Dataset »
++++++
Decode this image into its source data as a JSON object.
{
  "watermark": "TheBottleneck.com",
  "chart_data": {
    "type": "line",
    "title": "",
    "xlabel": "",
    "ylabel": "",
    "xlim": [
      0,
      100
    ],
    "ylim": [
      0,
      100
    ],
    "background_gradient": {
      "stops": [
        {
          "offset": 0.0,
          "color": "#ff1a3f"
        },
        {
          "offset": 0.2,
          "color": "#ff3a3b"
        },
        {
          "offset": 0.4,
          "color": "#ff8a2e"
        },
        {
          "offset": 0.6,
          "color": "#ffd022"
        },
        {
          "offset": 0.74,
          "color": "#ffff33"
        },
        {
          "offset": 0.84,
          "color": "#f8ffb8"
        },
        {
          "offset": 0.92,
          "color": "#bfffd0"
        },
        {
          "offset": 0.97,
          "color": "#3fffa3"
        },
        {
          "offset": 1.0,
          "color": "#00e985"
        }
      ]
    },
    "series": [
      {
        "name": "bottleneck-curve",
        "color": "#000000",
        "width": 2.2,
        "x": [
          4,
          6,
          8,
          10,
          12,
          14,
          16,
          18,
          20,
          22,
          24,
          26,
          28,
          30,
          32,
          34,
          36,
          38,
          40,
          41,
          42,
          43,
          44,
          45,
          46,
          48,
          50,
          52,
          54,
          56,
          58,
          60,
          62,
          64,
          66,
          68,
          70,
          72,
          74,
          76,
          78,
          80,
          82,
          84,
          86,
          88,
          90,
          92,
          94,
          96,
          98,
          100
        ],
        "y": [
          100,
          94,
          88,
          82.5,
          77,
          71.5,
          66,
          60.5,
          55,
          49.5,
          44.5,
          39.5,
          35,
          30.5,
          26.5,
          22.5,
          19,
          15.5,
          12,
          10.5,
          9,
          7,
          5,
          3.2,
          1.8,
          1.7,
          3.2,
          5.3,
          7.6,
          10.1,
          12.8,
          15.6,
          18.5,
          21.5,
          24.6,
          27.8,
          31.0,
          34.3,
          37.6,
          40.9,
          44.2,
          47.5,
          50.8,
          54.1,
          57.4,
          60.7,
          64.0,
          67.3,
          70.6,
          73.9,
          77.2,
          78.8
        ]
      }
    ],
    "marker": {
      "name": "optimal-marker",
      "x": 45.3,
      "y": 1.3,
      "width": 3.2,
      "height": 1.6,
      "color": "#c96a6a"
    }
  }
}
++++++
Set problem » Go through the listing and copy all of it exactly.

Worked answer »
Decode this image into its source data as a JSON object.
{
  "watermark": "TheBottleneck.com",
  "chart_data": {
    "type": "line",
    "title": "",
    "xlabel": "",
    "ylabel": "",
    "xlim": [
      0,
      100
    ],
    "ylim": [
      0,
      100
    ],
    "background_gradient": {
      "stops": [
        {
          "offset": 0.0,
          "color": "#ff1a3f"
        },
        {
          "offset": 0.2,
          "color": "#ff3a3b"
        },
        {
          "offset": 0.4,
          "color": "#ff8a2e"
        },
        {
          "offset": 0.6,
          "color": "#ffd022"
        },
        {
          "offset": 0.74,
          "color": "#ffff33"
        },
        {
          "offset": 0.84,
          "color": "#f8ffb8"
        },
        {
          "offset": 0.92,
          "color": "#bfffd0"
        },
        {
          "offset": 0.97,
          "color": "#3fffa3"
        },
        {
          "offset": 1.0,
          "color": "#00e985"
        }
      ]
    },
    "series": [
      {
        "name": "bottleneck-curve",
        "color": "#000000",
        "width": 2.2,
        "x": [
          4,
          6,
          8,
          10,
          12,
          14,
          16,
          18,
          20,
          22,
          24,
          26,
          28,
          30,
          32,
          34,
          36,
          38,
          40,
          41,
          42,
          43,
          44,
          45,
          46,
          48,
          50,
          52,
          54,
          56,
          58,
          60,
          62,
          64,
          66,
          68,
          70,
          72,
          74,
          76,
          78,
          80,
          82,
          84,
          86,
          88,
          90,
          92,
          94,
          96,
          98,
          100
        ],
        "y": [
          100,
          94,
          88,
          82.5,
          77,
          71.5,
          66,
          60.5,
          55,
          49.5,
          44.5,
          39.5,
          35,
          30.5,
          26.5,
          22.5,
          19,
          15.5,
          12,
          10.5,
          9,
          7,
          5,
          3.2,
          1.8,
          1.7,
          3.2,
          5.3,
          7.6,
          10.1,
          12.8,
          15.6,
          18.5,
          21.5,
          24.6,
          27.8,
          31.0,
          34.3,
          37.6,
          40.9,
          44.2,
          47.5,
          50.8,
          54.1,
          57.4,
          60.7,
          64.0,
          67.3,
          70.6,
          73.9,
          77.2,
          78.8
        ]
      }
    ],
    "marker": {
      "name": "optimal-marker",
      "x": 45.3,
      "y": 1.3,
      "width": 3.2,
      "height": 1.6,
      "color": "#c96a6a"
    }
  }
}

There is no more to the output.